• Task prompt
Check each line of the material. Copy those containing "nóżkach".

(Stored data)
────────────────

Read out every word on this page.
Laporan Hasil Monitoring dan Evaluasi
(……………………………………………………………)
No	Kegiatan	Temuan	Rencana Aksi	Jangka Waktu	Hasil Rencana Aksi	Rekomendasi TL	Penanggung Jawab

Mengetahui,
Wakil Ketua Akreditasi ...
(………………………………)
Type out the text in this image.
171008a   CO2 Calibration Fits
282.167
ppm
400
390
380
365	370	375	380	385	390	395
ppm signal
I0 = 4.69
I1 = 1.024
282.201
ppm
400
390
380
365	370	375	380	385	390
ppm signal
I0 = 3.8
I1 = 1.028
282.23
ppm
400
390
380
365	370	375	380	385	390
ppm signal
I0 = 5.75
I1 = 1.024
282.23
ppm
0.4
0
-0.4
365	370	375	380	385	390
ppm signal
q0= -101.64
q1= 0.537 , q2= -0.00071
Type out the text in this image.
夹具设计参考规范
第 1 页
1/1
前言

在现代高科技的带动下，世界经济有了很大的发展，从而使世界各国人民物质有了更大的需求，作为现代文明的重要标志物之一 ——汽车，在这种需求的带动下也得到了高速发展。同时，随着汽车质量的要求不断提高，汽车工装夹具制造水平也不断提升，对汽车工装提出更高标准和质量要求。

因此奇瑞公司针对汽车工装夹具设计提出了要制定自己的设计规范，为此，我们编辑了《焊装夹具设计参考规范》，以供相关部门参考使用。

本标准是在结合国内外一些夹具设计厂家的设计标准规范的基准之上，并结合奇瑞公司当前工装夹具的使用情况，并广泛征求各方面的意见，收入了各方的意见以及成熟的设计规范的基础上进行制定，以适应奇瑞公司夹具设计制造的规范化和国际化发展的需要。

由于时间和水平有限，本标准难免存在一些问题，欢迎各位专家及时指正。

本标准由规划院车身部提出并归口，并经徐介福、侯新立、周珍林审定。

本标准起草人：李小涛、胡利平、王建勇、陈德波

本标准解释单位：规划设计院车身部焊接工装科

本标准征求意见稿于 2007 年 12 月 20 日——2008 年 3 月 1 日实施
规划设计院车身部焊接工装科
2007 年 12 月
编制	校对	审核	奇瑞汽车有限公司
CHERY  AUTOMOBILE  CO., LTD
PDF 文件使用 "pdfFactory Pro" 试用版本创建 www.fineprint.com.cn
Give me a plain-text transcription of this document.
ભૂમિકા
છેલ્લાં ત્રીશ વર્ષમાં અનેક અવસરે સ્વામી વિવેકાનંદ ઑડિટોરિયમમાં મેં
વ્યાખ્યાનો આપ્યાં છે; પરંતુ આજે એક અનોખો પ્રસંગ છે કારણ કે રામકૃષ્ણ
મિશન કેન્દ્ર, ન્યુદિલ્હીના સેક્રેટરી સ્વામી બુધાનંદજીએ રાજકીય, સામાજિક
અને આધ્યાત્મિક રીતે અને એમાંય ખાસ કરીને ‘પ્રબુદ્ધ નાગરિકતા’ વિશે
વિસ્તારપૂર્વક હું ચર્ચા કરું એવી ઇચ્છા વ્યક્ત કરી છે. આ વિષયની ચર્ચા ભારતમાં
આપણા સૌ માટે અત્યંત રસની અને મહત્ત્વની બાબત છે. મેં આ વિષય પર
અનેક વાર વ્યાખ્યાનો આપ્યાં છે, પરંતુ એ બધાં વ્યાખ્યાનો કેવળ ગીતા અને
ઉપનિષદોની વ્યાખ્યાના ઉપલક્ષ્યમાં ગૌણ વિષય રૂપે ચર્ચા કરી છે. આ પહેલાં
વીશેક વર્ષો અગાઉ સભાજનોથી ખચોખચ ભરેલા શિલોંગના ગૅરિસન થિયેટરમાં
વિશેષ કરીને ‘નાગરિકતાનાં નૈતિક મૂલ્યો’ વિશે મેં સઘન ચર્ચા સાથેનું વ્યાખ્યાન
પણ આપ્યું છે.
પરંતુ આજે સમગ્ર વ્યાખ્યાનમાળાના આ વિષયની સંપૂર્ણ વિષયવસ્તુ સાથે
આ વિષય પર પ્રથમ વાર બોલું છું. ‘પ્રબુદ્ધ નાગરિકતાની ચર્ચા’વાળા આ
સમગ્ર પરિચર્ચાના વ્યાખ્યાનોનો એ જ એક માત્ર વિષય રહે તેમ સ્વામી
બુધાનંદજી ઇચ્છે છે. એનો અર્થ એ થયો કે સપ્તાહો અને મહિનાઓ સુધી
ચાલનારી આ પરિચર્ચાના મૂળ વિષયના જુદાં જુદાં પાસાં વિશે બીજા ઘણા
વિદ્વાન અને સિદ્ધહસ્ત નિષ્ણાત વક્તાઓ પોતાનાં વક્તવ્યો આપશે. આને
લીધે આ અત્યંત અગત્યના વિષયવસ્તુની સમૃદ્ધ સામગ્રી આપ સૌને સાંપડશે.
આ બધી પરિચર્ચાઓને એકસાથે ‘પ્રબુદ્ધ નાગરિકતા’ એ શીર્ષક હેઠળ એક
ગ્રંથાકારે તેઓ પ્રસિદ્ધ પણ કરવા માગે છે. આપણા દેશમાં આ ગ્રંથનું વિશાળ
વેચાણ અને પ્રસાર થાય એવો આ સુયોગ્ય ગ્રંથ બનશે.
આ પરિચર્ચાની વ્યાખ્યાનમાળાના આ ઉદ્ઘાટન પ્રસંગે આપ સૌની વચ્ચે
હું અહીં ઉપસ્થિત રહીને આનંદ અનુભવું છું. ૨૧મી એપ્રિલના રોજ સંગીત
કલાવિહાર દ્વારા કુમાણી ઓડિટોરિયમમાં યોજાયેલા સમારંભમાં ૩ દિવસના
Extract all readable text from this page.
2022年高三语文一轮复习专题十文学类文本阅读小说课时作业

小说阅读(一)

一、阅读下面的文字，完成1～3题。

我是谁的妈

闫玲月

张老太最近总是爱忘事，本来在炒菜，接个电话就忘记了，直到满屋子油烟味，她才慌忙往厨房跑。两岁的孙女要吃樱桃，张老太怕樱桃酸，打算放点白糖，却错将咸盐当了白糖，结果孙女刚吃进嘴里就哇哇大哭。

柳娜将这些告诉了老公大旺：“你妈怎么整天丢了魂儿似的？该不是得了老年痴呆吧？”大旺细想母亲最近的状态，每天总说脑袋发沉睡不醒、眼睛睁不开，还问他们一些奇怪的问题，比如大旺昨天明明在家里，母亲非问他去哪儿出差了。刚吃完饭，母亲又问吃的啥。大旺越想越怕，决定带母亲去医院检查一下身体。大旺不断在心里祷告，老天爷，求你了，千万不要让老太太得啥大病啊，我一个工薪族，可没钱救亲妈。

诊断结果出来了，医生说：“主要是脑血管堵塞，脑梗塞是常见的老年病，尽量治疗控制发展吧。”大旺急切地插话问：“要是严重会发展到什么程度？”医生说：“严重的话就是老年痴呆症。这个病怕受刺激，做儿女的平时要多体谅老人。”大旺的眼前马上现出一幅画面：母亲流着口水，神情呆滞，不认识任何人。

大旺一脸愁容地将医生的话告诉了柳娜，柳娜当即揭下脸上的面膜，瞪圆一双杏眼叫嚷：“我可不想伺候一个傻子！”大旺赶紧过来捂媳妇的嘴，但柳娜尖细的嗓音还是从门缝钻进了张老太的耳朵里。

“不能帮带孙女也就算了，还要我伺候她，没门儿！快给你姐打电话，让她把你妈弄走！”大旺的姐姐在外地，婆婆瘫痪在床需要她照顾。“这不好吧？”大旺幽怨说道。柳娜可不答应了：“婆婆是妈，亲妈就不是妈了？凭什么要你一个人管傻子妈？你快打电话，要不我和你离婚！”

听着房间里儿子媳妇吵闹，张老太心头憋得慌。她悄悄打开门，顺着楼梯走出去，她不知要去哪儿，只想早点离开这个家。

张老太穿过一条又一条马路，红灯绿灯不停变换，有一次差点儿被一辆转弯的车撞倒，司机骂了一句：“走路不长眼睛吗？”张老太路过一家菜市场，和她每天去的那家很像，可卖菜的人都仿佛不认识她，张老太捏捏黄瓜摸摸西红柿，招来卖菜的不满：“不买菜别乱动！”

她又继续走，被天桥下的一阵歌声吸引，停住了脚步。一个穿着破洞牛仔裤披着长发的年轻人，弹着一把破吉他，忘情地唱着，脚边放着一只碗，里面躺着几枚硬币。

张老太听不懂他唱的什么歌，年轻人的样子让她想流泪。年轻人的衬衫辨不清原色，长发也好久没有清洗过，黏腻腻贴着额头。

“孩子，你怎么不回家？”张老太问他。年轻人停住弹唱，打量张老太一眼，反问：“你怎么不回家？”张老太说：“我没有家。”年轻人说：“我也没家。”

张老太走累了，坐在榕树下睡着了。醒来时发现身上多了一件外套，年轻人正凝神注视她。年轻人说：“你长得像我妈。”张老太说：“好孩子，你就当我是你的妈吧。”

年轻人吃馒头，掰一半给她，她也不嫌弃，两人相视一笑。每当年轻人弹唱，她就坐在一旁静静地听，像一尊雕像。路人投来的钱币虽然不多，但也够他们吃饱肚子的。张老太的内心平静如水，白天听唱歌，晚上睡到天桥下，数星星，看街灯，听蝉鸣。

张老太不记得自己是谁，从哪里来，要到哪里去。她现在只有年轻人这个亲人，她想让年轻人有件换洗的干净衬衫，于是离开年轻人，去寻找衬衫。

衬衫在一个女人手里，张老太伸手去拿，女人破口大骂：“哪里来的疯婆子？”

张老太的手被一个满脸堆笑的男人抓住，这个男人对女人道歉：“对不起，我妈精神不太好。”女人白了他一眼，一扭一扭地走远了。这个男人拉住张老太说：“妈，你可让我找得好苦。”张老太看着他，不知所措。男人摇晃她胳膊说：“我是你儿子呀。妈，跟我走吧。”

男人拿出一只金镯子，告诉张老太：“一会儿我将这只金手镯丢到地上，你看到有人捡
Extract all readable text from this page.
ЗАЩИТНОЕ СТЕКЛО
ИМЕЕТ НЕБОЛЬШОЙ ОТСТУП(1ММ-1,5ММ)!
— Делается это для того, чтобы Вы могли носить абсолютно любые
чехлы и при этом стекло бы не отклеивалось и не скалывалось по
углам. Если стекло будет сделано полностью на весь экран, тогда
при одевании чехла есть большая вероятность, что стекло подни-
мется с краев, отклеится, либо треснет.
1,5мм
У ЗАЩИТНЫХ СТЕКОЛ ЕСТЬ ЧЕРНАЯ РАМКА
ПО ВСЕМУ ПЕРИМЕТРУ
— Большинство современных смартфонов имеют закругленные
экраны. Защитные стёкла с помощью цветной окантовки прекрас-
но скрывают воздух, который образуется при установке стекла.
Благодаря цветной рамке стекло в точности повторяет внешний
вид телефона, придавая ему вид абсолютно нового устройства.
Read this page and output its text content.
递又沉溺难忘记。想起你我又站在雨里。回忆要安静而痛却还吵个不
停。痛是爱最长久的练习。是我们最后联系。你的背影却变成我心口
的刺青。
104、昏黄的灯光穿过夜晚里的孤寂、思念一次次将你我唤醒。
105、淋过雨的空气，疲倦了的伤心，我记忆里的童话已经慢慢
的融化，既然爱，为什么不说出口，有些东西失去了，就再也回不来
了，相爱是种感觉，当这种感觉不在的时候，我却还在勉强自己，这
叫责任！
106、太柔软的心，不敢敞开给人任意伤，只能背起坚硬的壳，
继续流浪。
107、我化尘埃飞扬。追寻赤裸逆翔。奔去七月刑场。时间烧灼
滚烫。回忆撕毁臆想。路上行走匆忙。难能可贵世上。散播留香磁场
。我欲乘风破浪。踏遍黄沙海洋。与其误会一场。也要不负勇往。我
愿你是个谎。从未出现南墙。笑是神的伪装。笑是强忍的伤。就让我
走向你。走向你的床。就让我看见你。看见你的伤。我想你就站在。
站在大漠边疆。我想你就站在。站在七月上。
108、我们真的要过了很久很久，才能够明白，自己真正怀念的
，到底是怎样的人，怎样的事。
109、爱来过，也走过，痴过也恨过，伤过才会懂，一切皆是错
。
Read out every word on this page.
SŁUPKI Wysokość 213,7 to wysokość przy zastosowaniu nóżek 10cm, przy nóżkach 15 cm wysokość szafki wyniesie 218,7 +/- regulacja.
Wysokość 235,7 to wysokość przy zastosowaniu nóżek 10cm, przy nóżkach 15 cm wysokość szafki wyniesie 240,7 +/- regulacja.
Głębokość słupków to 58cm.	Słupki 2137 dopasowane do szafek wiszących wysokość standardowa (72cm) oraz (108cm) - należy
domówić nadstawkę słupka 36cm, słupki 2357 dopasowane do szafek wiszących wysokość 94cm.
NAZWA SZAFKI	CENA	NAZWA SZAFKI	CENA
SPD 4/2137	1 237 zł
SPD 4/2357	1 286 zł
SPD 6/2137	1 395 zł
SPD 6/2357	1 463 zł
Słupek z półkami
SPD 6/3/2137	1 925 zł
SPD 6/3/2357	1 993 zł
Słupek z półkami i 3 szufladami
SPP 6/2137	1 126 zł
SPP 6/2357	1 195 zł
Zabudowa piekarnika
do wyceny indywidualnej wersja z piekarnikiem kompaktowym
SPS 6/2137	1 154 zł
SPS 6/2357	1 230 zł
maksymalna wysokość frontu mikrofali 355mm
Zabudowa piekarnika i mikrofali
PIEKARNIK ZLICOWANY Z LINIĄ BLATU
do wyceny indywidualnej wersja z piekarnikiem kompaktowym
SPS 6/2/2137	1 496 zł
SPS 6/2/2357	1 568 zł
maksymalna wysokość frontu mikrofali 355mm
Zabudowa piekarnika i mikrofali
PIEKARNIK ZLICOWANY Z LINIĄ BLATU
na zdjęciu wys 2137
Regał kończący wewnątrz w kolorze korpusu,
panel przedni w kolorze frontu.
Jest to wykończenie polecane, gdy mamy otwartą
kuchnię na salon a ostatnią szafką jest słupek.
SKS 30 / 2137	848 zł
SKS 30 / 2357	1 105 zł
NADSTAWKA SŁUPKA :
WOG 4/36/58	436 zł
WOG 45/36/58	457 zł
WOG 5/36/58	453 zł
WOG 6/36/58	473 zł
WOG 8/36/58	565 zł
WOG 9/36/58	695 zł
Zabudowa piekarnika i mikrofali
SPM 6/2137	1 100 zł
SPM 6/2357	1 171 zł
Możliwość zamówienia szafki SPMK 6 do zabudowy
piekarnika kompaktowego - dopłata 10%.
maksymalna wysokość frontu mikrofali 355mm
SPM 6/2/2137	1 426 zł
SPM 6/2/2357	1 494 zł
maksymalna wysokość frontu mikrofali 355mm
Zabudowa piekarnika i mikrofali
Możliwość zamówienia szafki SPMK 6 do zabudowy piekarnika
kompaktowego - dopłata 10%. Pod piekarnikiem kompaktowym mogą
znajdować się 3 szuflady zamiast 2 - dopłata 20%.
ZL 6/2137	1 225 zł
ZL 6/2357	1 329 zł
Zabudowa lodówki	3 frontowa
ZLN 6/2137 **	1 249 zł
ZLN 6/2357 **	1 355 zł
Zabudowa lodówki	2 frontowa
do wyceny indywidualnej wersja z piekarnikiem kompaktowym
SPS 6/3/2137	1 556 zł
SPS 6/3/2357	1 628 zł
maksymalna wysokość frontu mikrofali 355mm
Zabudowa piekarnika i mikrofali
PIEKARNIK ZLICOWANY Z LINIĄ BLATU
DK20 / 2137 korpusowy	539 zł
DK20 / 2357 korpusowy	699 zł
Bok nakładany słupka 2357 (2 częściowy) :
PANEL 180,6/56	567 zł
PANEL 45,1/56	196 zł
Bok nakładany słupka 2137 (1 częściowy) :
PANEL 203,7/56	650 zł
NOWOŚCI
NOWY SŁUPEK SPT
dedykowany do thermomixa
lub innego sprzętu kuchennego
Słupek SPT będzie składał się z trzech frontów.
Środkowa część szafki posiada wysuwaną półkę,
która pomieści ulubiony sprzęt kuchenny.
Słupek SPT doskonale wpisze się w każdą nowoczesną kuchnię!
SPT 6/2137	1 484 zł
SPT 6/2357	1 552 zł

────────────────

• Output of the task
SŁUPKI Wysokość 213,7 to wysokość przy zastosowaniu nóżek 10cm, przy nóżkach 15 cm wysokość szafki wyniesie 218,7 +/- regulacja.
Wysokość 235,7 to wysokość przy zastosowaniu nóżek 10cm, przy nóżkach 15 cm wysokość szafki wyniesie 240,7 +/- regulacja.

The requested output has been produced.